The request. Return each line of the records holding the string "oddelek".

Data rows.
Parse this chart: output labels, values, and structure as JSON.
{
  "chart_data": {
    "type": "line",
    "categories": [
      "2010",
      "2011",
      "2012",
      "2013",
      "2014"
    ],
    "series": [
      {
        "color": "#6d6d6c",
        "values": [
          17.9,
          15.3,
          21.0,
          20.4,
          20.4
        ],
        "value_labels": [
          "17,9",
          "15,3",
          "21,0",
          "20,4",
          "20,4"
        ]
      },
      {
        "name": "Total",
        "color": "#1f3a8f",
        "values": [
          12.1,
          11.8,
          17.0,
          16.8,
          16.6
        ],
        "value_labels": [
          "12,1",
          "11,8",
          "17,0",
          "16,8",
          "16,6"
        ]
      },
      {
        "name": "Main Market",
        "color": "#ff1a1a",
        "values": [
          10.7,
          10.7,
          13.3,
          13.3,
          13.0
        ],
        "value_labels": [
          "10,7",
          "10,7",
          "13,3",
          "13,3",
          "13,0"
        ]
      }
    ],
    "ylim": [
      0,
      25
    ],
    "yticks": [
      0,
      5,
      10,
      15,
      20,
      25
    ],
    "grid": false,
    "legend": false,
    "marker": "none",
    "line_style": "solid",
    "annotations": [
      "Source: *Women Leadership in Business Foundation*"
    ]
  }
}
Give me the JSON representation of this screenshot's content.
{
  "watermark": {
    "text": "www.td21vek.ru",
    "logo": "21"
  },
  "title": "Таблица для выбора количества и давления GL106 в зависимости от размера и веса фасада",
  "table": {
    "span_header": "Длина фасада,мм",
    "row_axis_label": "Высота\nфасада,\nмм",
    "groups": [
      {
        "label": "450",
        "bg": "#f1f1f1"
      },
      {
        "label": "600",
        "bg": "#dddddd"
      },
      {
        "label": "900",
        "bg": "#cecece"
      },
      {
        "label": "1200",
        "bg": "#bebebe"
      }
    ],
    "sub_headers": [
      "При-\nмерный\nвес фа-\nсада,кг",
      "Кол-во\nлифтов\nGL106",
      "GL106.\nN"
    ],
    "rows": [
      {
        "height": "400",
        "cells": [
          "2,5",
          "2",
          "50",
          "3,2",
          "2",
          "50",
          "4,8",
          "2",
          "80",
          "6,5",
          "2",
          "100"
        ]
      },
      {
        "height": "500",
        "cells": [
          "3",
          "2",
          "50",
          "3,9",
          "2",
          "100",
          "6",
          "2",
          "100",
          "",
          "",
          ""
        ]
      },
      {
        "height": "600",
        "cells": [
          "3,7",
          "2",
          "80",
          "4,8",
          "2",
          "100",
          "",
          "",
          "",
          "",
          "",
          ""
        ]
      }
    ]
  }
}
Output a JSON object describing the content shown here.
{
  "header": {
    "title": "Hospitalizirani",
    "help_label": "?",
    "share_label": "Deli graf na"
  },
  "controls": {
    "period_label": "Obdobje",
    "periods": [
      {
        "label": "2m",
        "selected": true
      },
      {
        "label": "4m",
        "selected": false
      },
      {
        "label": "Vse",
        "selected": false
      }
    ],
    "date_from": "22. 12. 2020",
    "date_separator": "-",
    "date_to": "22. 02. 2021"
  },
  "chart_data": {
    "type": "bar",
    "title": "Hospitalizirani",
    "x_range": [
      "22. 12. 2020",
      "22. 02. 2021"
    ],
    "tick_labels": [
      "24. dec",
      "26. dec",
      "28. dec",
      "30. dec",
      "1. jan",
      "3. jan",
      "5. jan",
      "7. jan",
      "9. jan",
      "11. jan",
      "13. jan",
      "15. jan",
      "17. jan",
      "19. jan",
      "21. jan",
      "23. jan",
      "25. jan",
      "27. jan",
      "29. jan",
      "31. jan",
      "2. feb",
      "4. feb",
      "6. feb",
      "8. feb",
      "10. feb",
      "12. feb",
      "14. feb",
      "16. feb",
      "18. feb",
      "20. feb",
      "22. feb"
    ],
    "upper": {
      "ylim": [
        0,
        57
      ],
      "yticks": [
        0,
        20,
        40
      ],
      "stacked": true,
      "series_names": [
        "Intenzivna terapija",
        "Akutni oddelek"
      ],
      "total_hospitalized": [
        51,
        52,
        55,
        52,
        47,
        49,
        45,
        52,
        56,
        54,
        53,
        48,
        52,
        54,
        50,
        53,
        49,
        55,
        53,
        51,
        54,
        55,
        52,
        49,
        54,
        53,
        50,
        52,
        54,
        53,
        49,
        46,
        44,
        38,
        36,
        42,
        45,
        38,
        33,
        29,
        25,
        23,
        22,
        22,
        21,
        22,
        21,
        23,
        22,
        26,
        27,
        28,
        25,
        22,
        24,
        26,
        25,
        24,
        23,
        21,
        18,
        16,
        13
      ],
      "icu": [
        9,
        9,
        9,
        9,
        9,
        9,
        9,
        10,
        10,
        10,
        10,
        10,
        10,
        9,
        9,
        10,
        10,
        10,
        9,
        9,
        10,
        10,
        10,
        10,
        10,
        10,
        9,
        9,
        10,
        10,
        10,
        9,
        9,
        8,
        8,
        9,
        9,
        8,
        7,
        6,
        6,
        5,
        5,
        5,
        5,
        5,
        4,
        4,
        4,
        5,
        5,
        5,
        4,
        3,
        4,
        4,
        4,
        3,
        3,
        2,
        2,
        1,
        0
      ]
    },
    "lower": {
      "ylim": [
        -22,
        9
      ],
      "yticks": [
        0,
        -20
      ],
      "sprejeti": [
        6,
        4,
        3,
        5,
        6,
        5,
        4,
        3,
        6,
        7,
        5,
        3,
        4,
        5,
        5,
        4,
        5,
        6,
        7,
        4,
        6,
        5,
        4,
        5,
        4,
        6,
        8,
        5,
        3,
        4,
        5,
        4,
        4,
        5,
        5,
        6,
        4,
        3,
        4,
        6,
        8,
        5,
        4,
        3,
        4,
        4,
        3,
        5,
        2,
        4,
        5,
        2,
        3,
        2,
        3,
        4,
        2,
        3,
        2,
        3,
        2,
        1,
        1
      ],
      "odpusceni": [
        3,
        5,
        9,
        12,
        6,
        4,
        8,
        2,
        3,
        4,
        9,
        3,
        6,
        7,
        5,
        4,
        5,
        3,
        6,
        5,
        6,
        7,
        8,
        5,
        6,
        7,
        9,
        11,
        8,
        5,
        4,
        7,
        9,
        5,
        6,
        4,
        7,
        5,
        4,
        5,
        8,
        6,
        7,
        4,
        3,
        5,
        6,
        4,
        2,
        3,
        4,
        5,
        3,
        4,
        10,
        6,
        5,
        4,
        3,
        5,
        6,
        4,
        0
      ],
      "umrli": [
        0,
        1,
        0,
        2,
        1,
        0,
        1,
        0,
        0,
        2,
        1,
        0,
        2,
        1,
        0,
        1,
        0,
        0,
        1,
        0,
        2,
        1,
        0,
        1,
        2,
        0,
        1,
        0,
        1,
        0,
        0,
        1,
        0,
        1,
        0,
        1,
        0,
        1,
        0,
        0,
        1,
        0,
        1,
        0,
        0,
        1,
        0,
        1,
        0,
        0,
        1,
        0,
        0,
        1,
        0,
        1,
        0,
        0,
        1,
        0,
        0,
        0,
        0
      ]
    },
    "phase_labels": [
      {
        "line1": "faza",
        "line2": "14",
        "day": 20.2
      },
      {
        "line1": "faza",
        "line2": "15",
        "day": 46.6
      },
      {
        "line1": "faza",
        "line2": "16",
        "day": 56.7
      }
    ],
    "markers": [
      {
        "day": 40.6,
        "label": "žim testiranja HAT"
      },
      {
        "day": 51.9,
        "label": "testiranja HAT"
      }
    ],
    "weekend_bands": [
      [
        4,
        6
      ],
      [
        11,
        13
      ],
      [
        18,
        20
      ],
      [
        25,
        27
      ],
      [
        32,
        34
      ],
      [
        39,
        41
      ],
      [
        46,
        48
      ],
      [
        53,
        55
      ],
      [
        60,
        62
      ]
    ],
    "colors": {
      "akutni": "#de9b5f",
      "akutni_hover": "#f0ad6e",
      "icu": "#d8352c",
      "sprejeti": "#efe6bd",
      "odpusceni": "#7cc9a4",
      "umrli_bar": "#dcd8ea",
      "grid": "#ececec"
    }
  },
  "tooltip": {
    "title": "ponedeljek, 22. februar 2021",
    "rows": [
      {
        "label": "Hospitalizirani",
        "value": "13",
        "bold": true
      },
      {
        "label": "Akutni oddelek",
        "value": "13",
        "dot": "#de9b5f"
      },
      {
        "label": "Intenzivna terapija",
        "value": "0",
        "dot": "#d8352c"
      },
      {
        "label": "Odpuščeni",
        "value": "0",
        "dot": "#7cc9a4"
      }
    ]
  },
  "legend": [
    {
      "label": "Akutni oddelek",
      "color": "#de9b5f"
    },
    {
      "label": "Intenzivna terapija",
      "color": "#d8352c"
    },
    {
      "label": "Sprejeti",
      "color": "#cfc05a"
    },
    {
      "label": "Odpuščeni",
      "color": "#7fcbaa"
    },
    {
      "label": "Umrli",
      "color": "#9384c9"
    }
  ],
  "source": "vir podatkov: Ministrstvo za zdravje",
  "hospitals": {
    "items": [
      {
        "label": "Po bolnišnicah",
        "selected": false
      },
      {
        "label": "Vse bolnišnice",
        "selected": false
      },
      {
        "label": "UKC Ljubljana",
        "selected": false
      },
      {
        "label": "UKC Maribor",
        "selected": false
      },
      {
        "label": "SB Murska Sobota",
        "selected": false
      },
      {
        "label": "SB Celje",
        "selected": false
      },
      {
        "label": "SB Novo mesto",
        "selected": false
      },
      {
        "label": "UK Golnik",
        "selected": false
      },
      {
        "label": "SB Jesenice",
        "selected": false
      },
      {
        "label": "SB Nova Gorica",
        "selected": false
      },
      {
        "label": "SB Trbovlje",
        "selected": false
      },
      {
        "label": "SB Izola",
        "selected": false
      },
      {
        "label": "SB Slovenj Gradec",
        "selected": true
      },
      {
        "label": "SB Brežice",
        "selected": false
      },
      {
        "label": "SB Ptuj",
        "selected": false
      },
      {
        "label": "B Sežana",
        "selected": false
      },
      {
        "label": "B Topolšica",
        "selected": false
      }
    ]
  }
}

The output.
        "Akutni oddelek"
        "label": "Akutni oddelek",
      "label": "Akutni oddelek",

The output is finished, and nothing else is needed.